== Input
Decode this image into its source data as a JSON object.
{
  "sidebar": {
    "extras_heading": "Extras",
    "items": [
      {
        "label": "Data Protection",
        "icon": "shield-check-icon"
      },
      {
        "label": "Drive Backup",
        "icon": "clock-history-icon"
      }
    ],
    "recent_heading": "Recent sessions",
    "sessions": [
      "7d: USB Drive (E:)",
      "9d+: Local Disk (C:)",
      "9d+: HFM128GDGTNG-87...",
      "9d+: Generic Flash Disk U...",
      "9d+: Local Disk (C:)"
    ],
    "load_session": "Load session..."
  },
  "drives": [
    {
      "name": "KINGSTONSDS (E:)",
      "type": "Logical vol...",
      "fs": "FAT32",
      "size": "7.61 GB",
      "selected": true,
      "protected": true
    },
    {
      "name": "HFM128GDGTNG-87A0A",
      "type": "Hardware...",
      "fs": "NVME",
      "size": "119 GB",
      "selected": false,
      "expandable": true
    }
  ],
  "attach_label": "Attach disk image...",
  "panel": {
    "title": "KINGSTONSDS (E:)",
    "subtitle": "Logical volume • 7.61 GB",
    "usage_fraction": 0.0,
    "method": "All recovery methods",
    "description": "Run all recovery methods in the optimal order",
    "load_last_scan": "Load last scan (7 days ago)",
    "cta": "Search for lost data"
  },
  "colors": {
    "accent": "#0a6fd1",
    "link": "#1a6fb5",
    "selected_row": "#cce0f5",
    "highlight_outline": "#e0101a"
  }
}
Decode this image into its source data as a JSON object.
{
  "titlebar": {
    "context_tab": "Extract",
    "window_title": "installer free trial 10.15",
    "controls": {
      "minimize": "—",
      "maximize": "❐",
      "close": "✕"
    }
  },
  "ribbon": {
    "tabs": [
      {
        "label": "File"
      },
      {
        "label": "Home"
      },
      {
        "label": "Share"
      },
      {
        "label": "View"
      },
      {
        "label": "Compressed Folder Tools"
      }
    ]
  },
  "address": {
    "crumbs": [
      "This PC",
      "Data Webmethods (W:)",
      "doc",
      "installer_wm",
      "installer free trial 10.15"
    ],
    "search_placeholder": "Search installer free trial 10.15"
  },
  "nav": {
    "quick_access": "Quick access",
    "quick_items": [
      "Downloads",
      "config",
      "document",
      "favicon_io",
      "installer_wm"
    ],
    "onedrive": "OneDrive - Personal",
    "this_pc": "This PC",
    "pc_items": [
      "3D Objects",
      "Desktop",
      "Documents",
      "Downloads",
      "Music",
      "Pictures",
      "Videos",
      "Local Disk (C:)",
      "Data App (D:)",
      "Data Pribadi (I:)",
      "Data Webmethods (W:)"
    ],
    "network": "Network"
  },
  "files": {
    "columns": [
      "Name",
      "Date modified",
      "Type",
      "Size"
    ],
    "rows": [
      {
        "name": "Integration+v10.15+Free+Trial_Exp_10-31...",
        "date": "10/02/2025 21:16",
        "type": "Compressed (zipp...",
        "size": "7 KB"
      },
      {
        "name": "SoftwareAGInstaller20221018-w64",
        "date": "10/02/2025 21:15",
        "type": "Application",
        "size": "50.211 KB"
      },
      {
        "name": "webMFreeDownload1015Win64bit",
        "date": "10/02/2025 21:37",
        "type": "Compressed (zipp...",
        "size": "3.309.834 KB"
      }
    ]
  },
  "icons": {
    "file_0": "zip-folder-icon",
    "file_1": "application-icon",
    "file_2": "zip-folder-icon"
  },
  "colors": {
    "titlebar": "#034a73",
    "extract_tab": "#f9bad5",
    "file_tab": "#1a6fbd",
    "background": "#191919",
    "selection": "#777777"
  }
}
====
* _Directions_
Every record above should be copied exactly.

* _Response to this exercise_
Decode this image into its source data as a JSON object.
{
  "sidebar": {
    "extras_heading": "Extras",
    "items": [
      {
        "label": "Data Protection",
        "icon": "shield-check-icon"
      },
      {
        "label": "Drive Backup",
        "icon": "clock-history-icon"
      }
    ],
    "recent_heading": "Recent sessions",
    "sessions": [
      "7d: USB Drive (E:)",
      "9d+: Local Disk (C:)",
      "9d+: HFM128GDGTNG-87...",
      "9d+: Generic Flash Disk U...",
      "9d+: Local Disk (C:)"
    ],
    "load_session": "Load session..."
  },
  "drives": [
    {
      "name": "KINGSTONSDS (E:)",
      "type": "Logical vol...",
      "fs": "FAT32",
      "size": "7.61 GB",
      "selected": true,
      "protected": true
    },
    {
      "name": "HFM128GDGTNG-87A0A",
      "type": "Hardware...",
      "fs": "NVME",
      "size": "119 GB",
      "selected": false,
      "expandable": true
    }
  ],
  "attach_label": "Attach disk image...",
  "panel": {
    "title": "KINGSTONSDS (E:)",
    "subtitle": "Logical volume • 7.61 GB",
    "usage_fraction": 0.0,
    "method": "All recovery methods",
    "description": "Run all recovery methods in the optimal order",
    "load_last_scan": "Load last scan (7 days ago)",
    "cta": "Search for lost data"
  },
  "colors": {
    "accent": "#0a6fd1",
    "link": "#1a6fb5",
    "selected_row": "#cce0f5",
    "highlight_outline": "#e0101a"
  }
}
Decode this image into its source data as a JSON object.
{
  "titlebar": {
    "context_tab": "Extract",
    "window_title": "installer free trial 10.15",
    "controls": {
      "minimize": "—",
      "maximize": "❐",
      "close": "✕"
    }
  },
  "ribbon": {
    "tabs": [
      {
        "label": "File"
      },
      {
        "label": "Home"
      },
      {
        "label": "Share"
      },
      {
        "label": "View"
      },
      {
        "label": "Compressed Folder Tools"
      }
    ]
  },
  "address": {
    "crumbs": [
      "This PC",
      "Data Webmethods (W:)",
      "doc",
      "installer_wm",
      "installer free trial 10.15"
    ],
    "search_placeholder": "Search installer free trial 10.15"
  },
  "nav": {
    "quick_access": "Quick access",
    "quick_items": [
      "Downloads",
      "config",
      "document",
      "favicon_io",
      "installer_wm"
    ],
    "onedrive": "OneDrive - Personal",
    "this_pc": "This PC",
    "pc_items": [
      "3D Objects",
      "Desktop",
      "Documents",
      "Downloads",
      "Music",
      "Pictures",
      "Videos",
      "Local Disk (C:)",
      "Data App (D:)",
      "Data Pribadi (I:)",
      "Data Webmethods (W:)"
    ],
    "network": "Network"
  },
  "files": {
    "columns": [
      "Name",
      "Date modified",
      "Type",
      "Size"
    ],
    "rows": [
      {
        "name": "Integration+v10.15+Free+Trial_Exp_10-31...",
        "date": "10/02/2025 21:16",
        "type": "Compressed (zipp...",
        "size": "7 KB"
      },
      {
        "name": "SoftwareAGInstaller20221018-w64",
        "date": "10/02/2025 21:15",
        "type": "Application",
        "size": "50.211 KB"
      },
      {
        "name": "webMFreeDownload1015Win64bit",
        "date": "10/02/2025 21:37",
        "type": "Compressed (zipp...",
        "size": "3.309.834 KB"
      }
    ]
  },
  "icons": {
    "file_0": "zip-folder-icon",
    "file_1": "application-icon",
    "file_2": "zip-folder-icon"
  },
  "colors": {
    "titlebar": "#034a73",
    "extract_tab": "#f9bad5",
    "file_tab": "#1a6fbd",
    "background": "#191919",
    "selection": "#777777"
  }
}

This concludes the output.